**Provided passage:**
------------------------------------------------------------------------

April Fools Day in Postmodernism

This is where I'm going to stay, maybe.
I'm going to Europe. I just received my Irish citizenship so that I can be a Euro Zone member and work wherever I want. Like in a month or two. I'm up and leaving. London, Paris, Barcelona, Madrid, I don't quite know yet. But I will and I'll keep you posted. Blog posted.

Meanwhile, I've been thinking about metafiction. I've been reading Portnoy's Complaint which is really great. Alexander digressively works back and forth, building suspense, dropping tidbits about his sex life and we can't wait to read more of the juicy stuff. And he very self-consciously makes note that his memories may be misconstrued:

"...Now, whether the words I hear are the words spoken is something else again. And whether what I hear I hear out of compassion for him, out of my agony over the inevitability of this horrific occurrence, his death, or out of my eager anticipation of that event, is also something else again."

Roy showed me a book by some writer whose name I can't remember but there was a metafictional part where he tells the reader that he's going to write about these characters reading a newspaper because he finds that interesting. And so the characters, both bad poets, are supposed to reflect him and things get all metamodern.

But see what I'm going to do is allow the protagonist to look out of the page and talk to the author. And that ain't no April Fools. You smell me?

Tuesday, March 29, 2011

Live for a Thousand Years in an Instant. Try It.

From the most recent female ephemera, remember the spirit children, the essences that united from all of our physical union and they whisper, what about us. But they drift into the atmosphere and I have done all I can.
  
Sometimes I remind myself that it doesn't matter whether you live for another three days or twenty years. For the mystic lover, three hours could be a hundred years. Remember this; I can tell you no more about it.

------------------------------------------------------------------------

**Brief a:** Can you retype the listing lines from the line with "app-icon: [4, 3, 20, 19]" up to and including the line with "project-icon[interactable]: [28, 174, 44, 190]"?

[Layout element listing]
------------------------------------------------------------------------

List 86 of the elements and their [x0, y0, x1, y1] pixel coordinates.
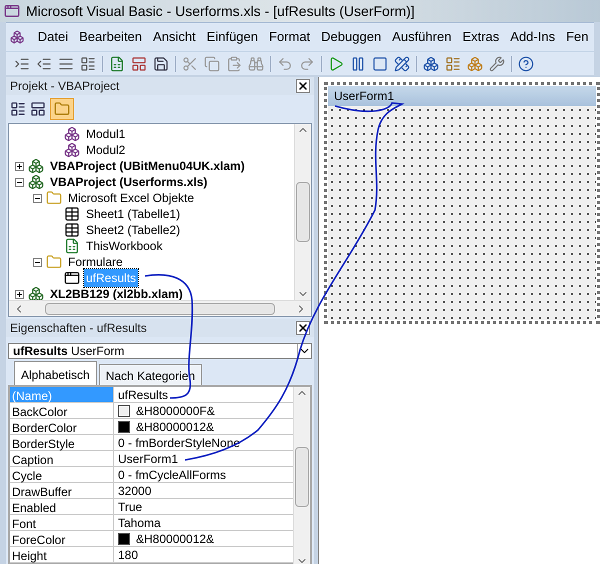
app-icon: [4, 3, 20, 19]
property-value[interactable]: &H80000012&: [136, 418, 214, 436]
object-dropdown[interactable]: ufResults UserForm: [8, 343, 312, 359]
module-icon[interactable]: [64, 142, 80, 158]
close-icon[interactable]: [296, 321, 310, 335]
menu-item[interactable]: Fen: [560, 27, 594, 47]
outdent-icon[interactable]: [36, 56, 52, 72]
list-icon[interactable]: [80, 56, 96, 72]
property-value[interactable]: 0 - fmCycleAllForms: [118, 466, 226, 484]
property-name[interactable]: Caption: [10, 451, 114, 466]
menu-item[interactable]: Format: [264, 27, 316, 47]
property-name[interactable]: Enabled: [10, 499, 114, 514]
expand-toggle[interactable]: [15, 290, 24, 298]
panel-title: Eigenschaften - ufResults: [10, 320, 147, 337]
userform[interactable]: UserForm1: [328, 86, 596, 320]
tree-item[interactable]: Modul1: [84, 125, 128, 143]
property-value[interactable]: Tahoma: [118, 514, 161, 532]
form-icon[interactable]: [64, 270, 80, 286]
tree-item[interactable]: VBAProject (UBitMenu04UK.xlam): [48, 157, 247, 175]
vertical-scrollbar[interactable]: [293, 387, 310, 564]
property-name[interactable]: ForeColor: [10, 531, 114, 546]
project-icon[interactable]: [28, 174, 44, 190]
menu-item[interactable]: Debuggen: [316, 27, 387, 47]
form-caption: UserForm1: [334, 88, 394, 105]
scroll-thumb[interactable]: [296, 182, 310, 242]
horizontal-scrollbar[interactable]: [9, 300, 311, 316]
menu-item[interactable]: Bearbeiten: [74, 27, 148, 47]
spreadsheet-icon[interactable]: [109, 56, 125, 72]
menu-item[interactable]: Extras: [456, 27, 505, 47]
folder-icon: [54, 101, 70, 117]
property-name[interactable]: BorderStyle: [10, 435, 114, 450]
module-icon[interactable]: [64, 126, 80, 142]
project-icon[interactable]: [423, 56, 439, 72]
collapse-toggle[interactable]: [33, 258, 42, 266]
dropdown-arrow-icon[interactable]: [297, 344, 311, 358]
list-icon[interactable]: [58, 56, 74, 72]
property-value[interactable]: &H8000000F&: [136, 402, 215, 420]
menu-item[interactable]: Ansicht: [148, 27, 202, 47]
property-value[interactable]: &H80000012&: [136, 530, 214, 548]
help-icon[interactable]: [518, 56, 534, 72]
menu-item[interactable]: Datei: [32, 27, 74, 47]
project-icon[interactable]: [28, 158, 44, 174]
tab[interactable]: Alphabetisch: [14, 361, 97, 385]
workbook-icon[interactable]: [64, 238, 80, 254]
menu-item[interactable]: Add-Ins: [504, 27, 561, 47]
property-value[interactable]: 0 - fmBorderStyleNone: [118, 434, 240, 452]
save-icon[interactable]: [153, 56, 169, 72]
play-icon[interactable]: [328, 56, 344, 72]
toggle-folders-button[interactable]: [50, 98, 74, 120]
project-icon[interactable]: [28, 286, 44, 300]
tree-item[interactable]: Modul2: [84, 141, 128, 159]
tree-item[interactable]: Microsoft Excel Objekte: [66, 189, 196, 207]
tree-item[interactable]: VBAProject (Userforms.xls): [48, 173, 210, 191]
sheet-icon[interactable]: [64, 222, 80, 238]
scroll-thumb[interactable]: [45, 302, 275, 314]
tree-item[interactable]: Sheet2 (Tabelle2): [84, 221, 182, 239]
collapse-toggle[interactable]: [33, 194, 42, 202]
property-value[interactable]: 32000: [118, 482, 152, 500]
property-value[interactable]: ufResults: [118, 386, 168, 404]
property-name[interactable]: Cycle: [10, 467, 114, 482]
stop-icon[interactable]: [372, 56, 388, 72]
property-name[interactable]: Font: [10, 515, 114, 530]
indent-icon[interactable]: [14, 56, 30, 72]
tools-icon[interactable]: [489, 56, 505, 72]
property-name[interactable]: DrawBuffer: [10, 483, 114, 498]
property-name[interactable]: BackColor: [10, 403, 114, 418]
window-title: Microsoft Visual Basic - Userforms.xls - [ufResults (UserForm)]: [26, 2, 415, 21]
property-value[interactable]: True: [118, 498, 142, 516]
collapse-toggle[interactable]: [15, 178, 24, 186]
pause-icon[interactable]: [350, 56, 366, 72]
tree-item[interactable]: Formulare: [66, 253, 125, 271]
property-value[interactable]: UserForm1: [118, 450, 178, 468]
sheet-icon[interactable]: [64, 206, 80, 222]
scroll-thumb[interactable]: [295, 447, 309, 507]
vba-logo-icon: [10, 29, 24, 45]
close-icon[interactable]: [296, 79, 310, 93]
expand-toggle[interactable]: [15, 162, 24, 170]
menu-item[interactable]: Ausführen: [386, 27, 457, 47]
property-name[interactable]: Height: [10, 547, 114, 562]
property-value[interactable]: 180: [118, 546, 138, 564]
tree-item[interactable]: Sheet1 (Tabelle1): [84, 205, 182, 223]
panel-title: Projekt - VBAProject: [10, 78, 120, 95]
tree-item[interactable]: ThisWorkbook: [84, 237, 164, 255]
vertical-scrollbar[interactable]: [294, 124, 311, 300]
property-name[interactable]: BorderColor: [10, 419, 114, 434]
menu-item[interactable]: Einfügen: [201, 27, 264, 47]
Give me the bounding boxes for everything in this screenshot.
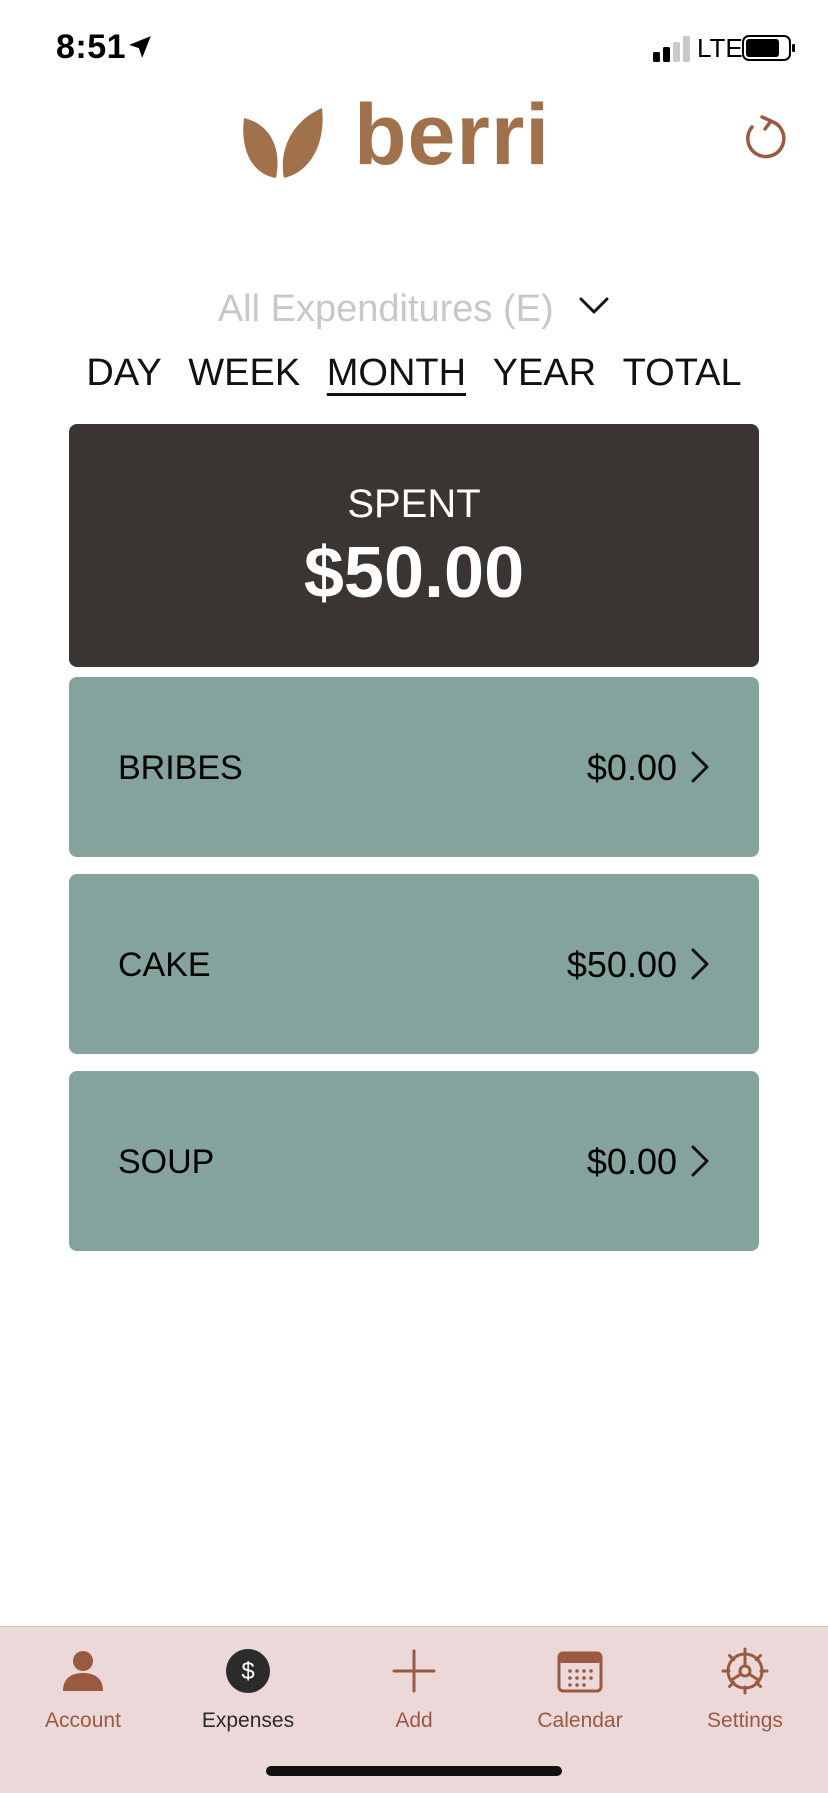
location-arrow-icon <box>129 36 151 58</box>
category-row-soup[interactable]: SOUP $0.00 <box>69 1071 759 1251</box>
tab-calendar[interactable]: Calendar <box>497 1627 663 1747</box>
period-total[interactable]: TOTAL <box>623 352 742 395</box>
plus-icon <box>392 1649 436 1693</box>
spent-amount: $50.00 <box>303 533 525 613</box>
chevron-right-icon <box>691 1145 709 1177</box>
filter-label: All Expenditures (E) <box>217 288 554 330</box>
svg-text:$: $ <box>241 1658 254 1685</box>
chevron-down-icon <box>579 297 609 314</box>
gear-icon <box>721 1647 769 1695</box>
tab-label: Settings <box>707 1709 783 1732</box>
category-row-bribes[interactable]: BRIBES $0.00 <box>69 677 759 857</box>
category-name: BRIBES <box>118 749 243 787</box>
period-week[interactable]: WEEK <box>188 352 300 395</box>
battery-icon <box>742 35 795 61</box>
dollar-icon: $ <box>226 1649 270 1693</box>
period-selector: DAY WEEK MONTH YEAR TOTAL <box>0 352 828 395</box>
period-year[interactable]: YEAR <box>493 352 596 395</box>
tab-label: Calendar <box>537 1709 623 1732</box>
tab-expenses[interactable]: $ Expenses <box>165 1627 331 1747</box>
category-amount: $0.00 <box>586 747 677 788</box>
spent-label: SPENT <box>347 482 481 526</box>
tab-add[interactable]: Add <box>331 1627 497 1747</box>
home-indicator <box>266 1766 562 1776</box>
period-day[interactable]: DAY <box>86 352 161 395</box>
network-type: LTE <box>697 33 743 63</box>
category-name: CAKE <box>118 946 211 984</box>
logo-wordmark: berri <box>354 87 551 183</box>
tab-account[interactable]: Account <box>0 1627 166 1747</box>
category-amount: $50.00 <box>566 944 677 985</box>
spent-summary-card: SPENT $50.00 <box>69 424 759 667</box>
chevron-right-icon <box>691 948 709 980</box>
status-bar: 8:51 LTE <box>0 0 828 100</box>
tab-label: Expenses <box>201 1709 295 1732</box>
refresh-icon[interactable] <box>740 113 790 163</box>
leaf-logo-icon <box>243 108 323 178</box>
category-row-cake[interactable]: CAKE $50.00 <box>69 874 759 1054</box>
expenditure-filter-dropdown[interactable]: All Expenditures (E) <box>0 288 828 331</box>
tab-settings[interactable]: Settings <box>662 1627 828 1747</box>
calendar-icon <box>557 1651 603 1693</box>
person-icon <box>63 1651 103 1691</box>
tab-label: Add <box>395 1709 433 1732</box>
category-name: SOUP <box>118 1143 215 1181</box>
signal-strength-icon <box>653 36 690 62</box>
period-month[interactable]: MONTH <box>327 352 466 395</box>
chevron-right-icon <box>691 751 709 783</box>
status-time: 8:51 <box>56 28 127 66</box>
tab-label: Account <box>45 1709 121 1732</box>
app-logo: berri <box>240 92 560 184</box>
category-amount: $0.00 <box>586 1141 677 1182</box>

------------------------------------------------------------------------

**Brief b:** Could you echo the blog post word for word from "But see what" up to and including "Instant. Try It."?

**Worked solution a:**
app-icon: [4, 3, 20, 19]
property-value[interactable]: &H80000012&: [136, 418, 214, 436]
object-dropdown[interactable]: ufResults UserForm: [8, 343, 312, 359]
module-icon[interactable]: [64, 142, 80, 158]
close-icon[interactable]: [296, 321, 310, 335]
menu-item[interactable]: Fen: [560, 27, 594, 47]
outdent-icon[interactable]: [36, 56, 52, 72]
list-icon[interactable]: [80, 56, 96, 72]
property-value[interactable]: 0 - fmCycleAllForms: [118, 466, 226, 484]
property-name[interactable]: Caption: [10, 451, 114, 466]
menu-item[interactable]: Format: [264, 27, 316, 47]
property-name[interactable]: Enabled: [10, 499, 114, 514]
expand-toggle[interactable]: [15, 290, 24, 298]
panel-title: Eigenschaften - ufResults: [10, 320, 147, 337]
userform[interactable]: UserForm1: [328, 86, 596, 320]
tree-item[interactable]: Modul1: [84, 125, 128, 143]
property-value[interactable]: Tahoma: [118, 514, 161, 532]
form-icon[interactable]: [64, 270, 80, 286]
tree-item[interactable]: VBAProject (UBitMenu04UK.xlam): [48, 157, 247, 175]
vertical-scrollbar[interactable]: [293, 387, 310, 564]
property-name[interactable]: ForeColor: [10, 531, 114, 546]
project-icon[interactable]: [28, 174, 44, 190]

**Worked solution b:**
But see what I'm going to do is allow the protagonist to look out of the page and talk to the author. And that ain't no April Fools. You smell me?

Tuesday, March 29, 2011

Live for a Thousand Years in an Instant. Try It.